__Stated task__
Extract each line where the string "minor" shows up.

__Material for this exercise__

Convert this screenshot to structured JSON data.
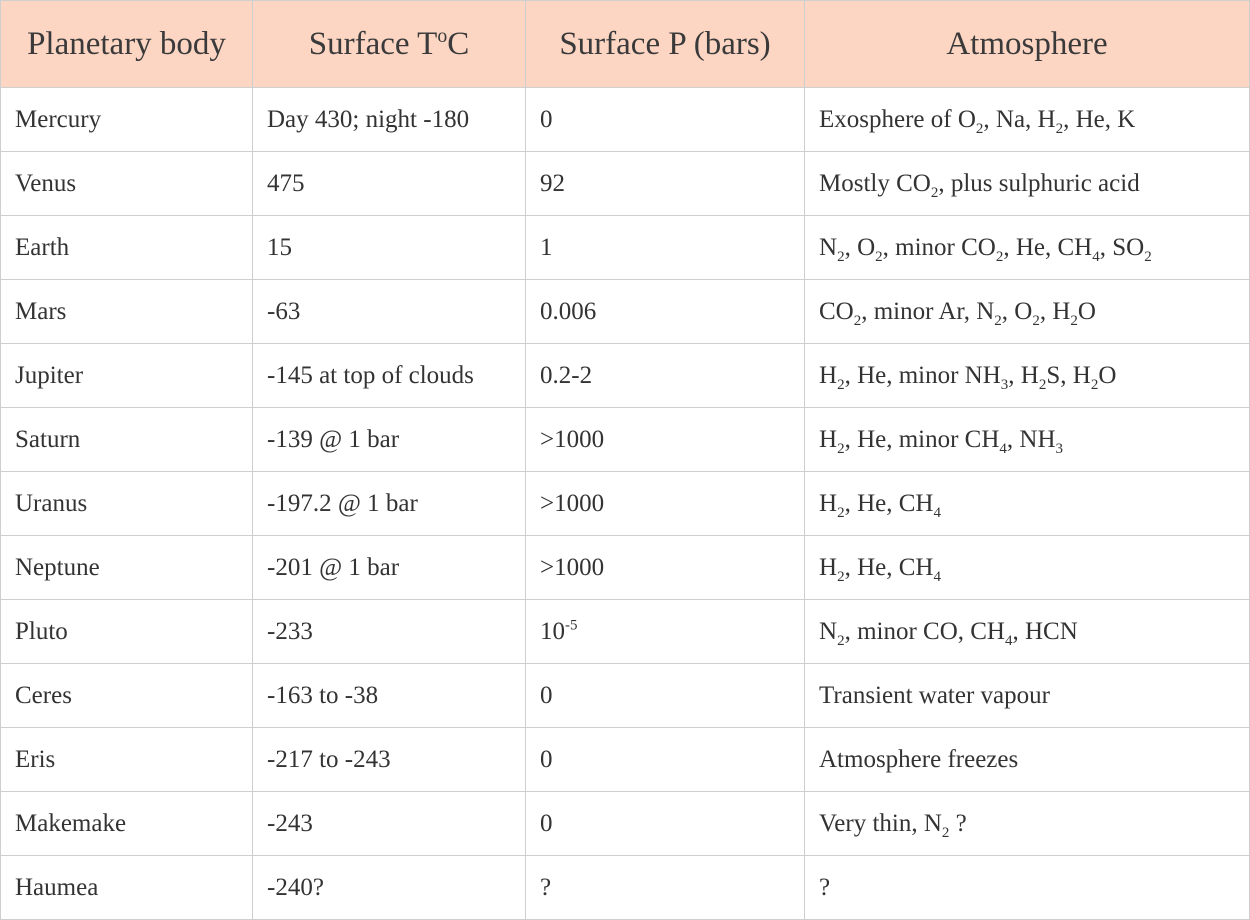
{
  "table": {
    "headers": [
      "Planetary body",
      "Surface T°C",
      "Surface P (bars)",
      "Atmosphere"
    ],
    "rows": [
      {
        "body": "Mercury",
        "temp": "Day 430; night -180",
        "pressure": "0",
        "atmosphere": "Exosphere of O₂, Na, H₂, He, K"
      },
      {
        "body": "Venus",
        "temp": "475",
        "pressure": "92",
        "atmosphere": "Mostly CO₂, plus sulphuric acid"
      },
      {
        "body": "Earth",
        "temp": "15",
        "pressure": "1",
        "atmosphere": "N₂, O₂, minor CO₂, He, CH₄, SO₂"
      },
      {
        "body": "Mars",
        "temp": "-63",
        "pressure": "0.006",
        "atmosphere": "CO₂, minor Ar, N₂, O₂, H₂O"
      },
      {
        "body": "Jupiter",
        "temp": "-145 at top of clouds",
        "pressure": "0.2-2",
        "atmosphere": "H₂, He, minor NH₃, H₂S, H₂O"
      },
      {
        "body": "Saturn",
        "temp": "-139 @ 1 bar",
        "pressure": ">1000",
        "atmosphere": "H₂, He, minor CH₄, NH₃"
      },
      {
        "body": "Uranus",
        "temp": "-197.2 @ 1 bar",
        "pressure": ">1000",
        "atmosphere": "H₂, He, CH₄"
      },
      {
        "body": "Neptune",
        "temp": "-201 @ 1 bar",
        "pressure": ">1000",
        "atmosphere": "H₂, He, CH₄"
      },
      {
        "body": "Pluto",
        "temp": "-233",
        "pressure": "10⁻⁵",
        "atmosphere": "N₂, minor CO, CH₄, HCN"
      },
      {
        "body": "Ceres",
        "temp": "-163 to -38",
        "pressure": "0",
        "atmosphere": "Transient water vapour"
      },
      {
        "body": "Eris",
        "temp": "-217 to -243",
        "pressure": "0",
        "atmosphere": "Atmosphere freezes"
      },
      {
        "body": "Makemake",
        "temp": "-243",
        "pressure": "0",
        "atmosphere": "Very thin, N₂ ?"
      },
      {
        "body": "Haumea",
        "temp": "-240?",
        "pressure": "?",
        "atmosphere": "?"
      }
    ]
  },
  "colors": {
    "header_background": "#fcd5c3",
    "grid_line": "#cfcfcf",
    "text": "#333333"
  }
}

__Answer__
        "atmosphere": "N₂, O₂, minor CO₂, He, CH₄, SO₂"
        "atmosphere": "CO₂, minor Ar, N₂, O₂, H₂O"
        "atmosphere": "H₂, He, minor NH₃, H₂S, H₂O"
        "atmosphere": "H₂, He, minor CH₄, NH₃"
        "atmosphere": "N₂, minor CO, CH₄, HCN"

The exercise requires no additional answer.